Repeat every line below exactly as it reads.

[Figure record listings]
===

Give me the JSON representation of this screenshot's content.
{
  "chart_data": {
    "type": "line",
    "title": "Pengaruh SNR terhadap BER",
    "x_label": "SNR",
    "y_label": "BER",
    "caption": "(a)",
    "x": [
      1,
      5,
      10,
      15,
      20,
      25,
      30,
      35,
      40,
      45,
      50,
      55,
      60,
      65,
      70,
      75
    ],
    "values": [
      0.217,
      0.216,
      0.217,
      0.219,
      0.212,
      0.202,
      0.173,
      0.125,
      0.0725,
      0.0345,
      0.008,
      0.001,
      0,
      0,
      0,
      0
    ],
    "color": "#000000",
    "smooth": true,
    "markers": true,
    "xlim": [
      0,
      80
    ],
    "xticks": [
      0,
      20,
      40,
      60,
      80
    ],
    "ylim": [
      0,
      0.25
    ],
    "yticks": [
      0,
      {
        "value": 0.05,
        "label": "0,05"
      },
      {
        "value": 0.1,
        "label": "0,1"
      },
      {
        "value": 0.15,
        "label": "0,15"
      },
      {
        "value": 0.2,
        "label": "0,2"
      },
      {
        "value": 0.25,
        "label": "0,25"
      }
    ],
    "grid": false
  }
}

===

Result of the exercise:
Give me the JSON representation of this screenshot's content.
{
  "chart_data": {
    "type": "line",
    "title": "Pengaruh SNR terhadap BER",
    "x_label": "SNR",
    "y_label": "BER",
    "caption": "(a)",
    "x": [
      1,
      5,
      10,
      15,
      20,
      25,
      30,
      35,
      40,
      45,
      50,
      55,
      60,
      65,
      70,
      75
    ],
    "values": [
      0.217,
      0.216,
      0.217,
      0.219,
      0.212,
      0.202,
      0.173,
      0.125,
      0.0725,
      0.0345,
      0.008,
      0.001,
      0,
      0,
      0,
      0
    ],
    "color": "#000000",
    "smooth": true,
    "markers": true,
    "xlim": [
      0,
      80
    ],
    "xticks": [
      0,
      20,
      40,
      60,
      80
    ],
    "ylim": [
      0,
      0.25
    ],
    "yticks": [
      0,
      {
        "value": 0.05,
        "label": "0,05"
      },
      {
        "value": 0.1,
        "label": "0,1"
      },
      {
        "value": 0.15,
        "label": "0,15"
      },
      {
        "value": 0.2,
        "label": "0,2"
      },
      {
        "value": 0.25,
        "label": "0,25"
      }
    ],
    "grid": false
  }
}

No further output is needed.